**EXERCISE DETAILS:**
Could you write out every entry exactly as it stands?
--- start ---
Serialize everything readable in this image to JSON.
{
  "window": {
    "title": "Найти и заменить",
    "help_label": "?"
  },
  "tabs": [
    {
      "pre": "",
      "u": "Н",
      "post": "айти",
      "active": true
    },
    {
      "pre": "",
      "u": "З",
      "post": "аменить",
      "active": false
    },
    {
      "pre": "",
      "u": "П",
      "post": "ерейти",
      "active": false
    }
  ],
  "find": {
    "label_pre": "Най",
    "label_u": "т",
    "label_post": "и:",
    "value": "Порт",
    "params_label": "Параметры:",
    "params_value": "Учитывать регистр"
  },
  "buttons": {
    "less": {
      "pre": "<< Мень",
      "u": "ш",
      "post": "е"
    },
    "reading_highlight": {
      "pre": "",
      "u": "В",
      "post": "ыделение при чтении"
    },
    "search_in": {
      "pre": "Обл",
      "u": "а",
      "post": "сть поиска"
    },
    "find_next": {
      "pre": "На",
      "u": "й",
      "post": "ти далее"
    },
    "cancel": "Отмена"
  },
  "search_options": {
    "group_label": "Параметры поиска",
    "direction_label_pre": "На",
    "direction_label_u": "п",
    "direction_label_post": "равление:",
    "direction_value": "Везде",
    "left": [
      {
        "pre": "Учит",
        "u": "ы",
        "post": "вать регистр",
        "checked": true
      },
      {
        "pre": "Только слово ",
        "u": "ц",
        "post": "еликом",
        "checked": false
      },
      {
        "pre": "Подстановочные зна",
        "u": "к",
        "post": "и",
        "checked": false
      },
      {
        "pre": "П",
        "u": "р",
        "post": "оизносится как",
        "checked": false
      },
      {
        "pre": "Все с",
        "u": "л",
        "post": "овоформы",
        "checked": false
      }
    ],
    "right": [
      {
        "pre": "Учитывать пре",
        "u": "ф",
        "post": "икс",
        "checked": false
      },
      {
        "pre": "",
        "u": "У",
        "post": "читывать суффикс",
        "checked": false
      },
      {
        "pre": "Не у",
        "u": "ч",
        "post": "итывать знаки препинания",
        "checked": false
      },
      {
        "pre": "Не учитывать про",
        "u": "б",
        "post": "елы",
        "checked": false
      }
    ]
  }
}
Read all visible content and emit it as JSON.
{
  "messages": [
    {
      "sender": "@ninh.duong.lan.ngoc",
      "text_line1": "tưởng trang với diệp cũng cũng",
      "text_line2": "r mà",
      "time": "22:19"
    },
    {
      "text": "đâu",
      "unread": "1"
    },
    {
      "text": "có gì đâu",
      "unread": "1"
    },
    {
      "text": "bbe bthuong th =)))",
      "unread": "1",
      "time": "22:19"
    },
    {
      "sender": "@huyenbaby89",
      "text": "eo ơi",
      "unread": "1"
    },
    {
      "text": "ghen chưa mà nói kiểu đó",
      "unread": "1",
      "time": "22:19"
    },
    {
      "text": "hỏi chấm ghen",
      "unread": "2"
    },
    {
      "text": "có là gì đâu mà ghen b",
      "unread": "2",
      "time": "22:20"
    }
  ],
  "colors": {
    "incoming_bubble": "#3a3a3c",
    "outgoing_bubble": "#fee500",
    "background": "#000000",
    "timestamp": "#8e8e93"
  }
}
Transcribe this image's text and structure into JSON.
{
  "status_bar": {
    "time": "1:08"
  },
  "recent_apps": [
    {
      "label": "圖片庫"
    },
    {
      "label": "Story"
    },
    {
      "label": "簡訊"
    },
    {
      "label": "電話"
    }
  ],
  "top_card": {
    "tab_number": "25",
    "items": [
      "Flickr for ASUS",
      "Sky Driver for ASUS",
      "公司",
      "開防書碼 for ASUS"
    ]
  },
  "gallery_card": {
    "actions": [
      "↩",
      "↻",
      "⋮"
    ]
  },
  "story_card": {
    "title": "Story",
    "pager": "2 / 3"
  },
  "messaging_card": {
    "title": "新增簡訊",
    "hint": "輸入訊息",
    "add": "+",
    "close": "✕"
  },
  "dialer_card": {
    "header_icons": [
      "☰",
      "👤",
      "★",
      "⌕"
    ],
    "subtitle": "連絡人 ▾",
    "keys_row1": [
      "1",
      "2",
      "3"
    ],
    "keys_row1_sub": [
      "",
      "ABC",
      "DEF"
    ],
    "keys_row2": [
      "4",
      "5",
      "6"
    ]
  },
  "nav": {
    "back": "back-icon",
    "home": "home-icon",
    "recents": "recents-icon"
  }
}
--- end ---
**TASK RESPONSE:**
Serialize everything readable in this image to JSON.
{
  "window": {
    "title": "Найти и заменить",
    "help_label": "?"
  },
  "tabs": [
    {
      "pre": "",
      "u": "Н",
      "post": "айти",
      "active": true
    },
    {
      "pre": "",
      "u": "З",
      "post": "аменить",
      "active": false
    },
    {
      "pre": "",
      "u": "П",
      "post": "ерейти",
      "active": false
    }
  ],
  "find": {
    "label_pre": "Най",
    "label_u": "т",
    "label_post": "и:",
    "value": "Порт",
    "params_label": "Параметры:",
    "params_value": "Учитывать регистр"
  },
  "buttons": {
    "less": {
      "pre": "<< Мень",
      "u": "ш",
      "post": "е"
    },
    "reading_highlight": {
      "pre": "",
      "u": "В",
      "post": "ыделение при чтении"
    },
    "search_in": {
      "pre": "Обл",
      "u": "а",
      "post": "сть поиска"
    },
    "find_next": {
      "pre": "На",
      "u": "й",
      "post": "ти далее"
    },
    "cancel": "Отмена"
  },
  "search_options": {
    "group_label": "Параметры поиска",
    "direction_label_pre": "На",
    "direction_label_u": "п",
    "direction_label_post": "равление:",
    "direction_value": "Везде",
    "left": [
      {
        "pre": "Учит",
        "u": "ы",
        "post": "вать регистр",
        "checked": true
      },
      {
        "pre": "Только слово ",
        "u": "ц",
        "post": "еликом",
        "checked": false
      },
      {
        "pre": "Подстановочные зна",
        "u": "к",
        "post": "и",
        "checked": false
      },
      {
        "pre": "П",
        "u": "р",
        "post": "оизносится как",
        "checked": false
      },
      {
        "pre": "Все с",
        "u": "л",
        "post": "овоформы",
        "checked": false
      }
    ],
    "right": [
      {
        "pre": "Учитывать пре",
        "u": "ф",
        "post": "икс",
        "checked": false
      },
      {
        "pre": "",
        "u": "У",
        "post": "читывать суффикс",
        "checked": false
      },
      {
        "pre": "Не у",
        "u": "ч",
        "post": "итывать знаки препинания",
        "checked": false
      },
      {
        "pre": "Не учитывать про",
        "u": "б",
        "post": "елы",
        "checked": false
      }
    ]
  }
}
Read all visible content and emit it as JSON.
{
  "messages": [
    {
      "sender": "@ninh.duong.lan.ngoc",
      "text_line1": "tưởng trang với diệp cũng cũng",
      "text_line2": "r mà",
      "time": "22:19"
    },
    {
      "text": "đâu",
      "unread": "1"
    },
    {
      "text": "có gì đâu",
      "unread": "1"
    },
    {
      "text": "bbe bthuong th =)))",
      "unread": "1",
      "time": "22:19"
    },
    {
      "sender": "@huyenbaby89",
      "text": "eo ơi",
      "unread": "1"
    },
    {
      "text": "ghen chưa mà nói kiểu đó",
      "unread": "1",
      "time": "22:19"
    },
    {
      "text": "hỏi chấm ghen",
      "unread": "2"
    },
    {
      "text": "có là gì đâu mà ghen b",
      "unread": "2",
      "time": "22:20"
    }
  ],
  "colors": {
    "incoming_bubble": "#3a3a3c",
    "outgoing_bubble": "#fee500",
    "background": "#000000",
    "timestamp": "#8e8e93"
  }
}
Transcribe this image's text and structure into JSON.
{
  "status_bar": {
    "time": "1:08"
  },
  "recent_apps": [
    {
      "label": "圖片庫"
    },
    {
      "label": "Story"
    },
    {
      "label": "簡訊"
    },
    {
      "label": "電話"
    }
  ],
  "top_card": {
    "tab_number": "25",
    "items": [
      "Flickr for ASUS",
      "Sky Driver for ASUS",
      "公司",
      "開防書碼 for ASUS"
    ]
  },
  "gallery_card": {
    "actions": [
      "↩",
      "↻",
      "⋮"
    ]
  },
  "story_card": {
    "title": "Story",
    "pager": "2 / 3"
  },
  "messaging_card": {
    "title": "新增簡訊",
    "hint": "輸入訊息",
    "add": "+",
    "close": "✕"
  },
  "dialer_card": {
    "header_icons": [
      "☰",
      "👤",
      "★",
      "⌕"
    ],
    "subtitle": "連絡人 ▾",
    "keys_row1": [
      "1",
      "2",
      "3"
    ],
    "keys_row1_sub": [
      "",
      "ABC",
      "DEF"
    ],
    "keys_row2": [
      "4",
      "5",
      "6"
    ]
  },
  "nav": {
    "back": "back-icon",
    "home": "home-icon",
    "recents": "recents-icon"
  }
}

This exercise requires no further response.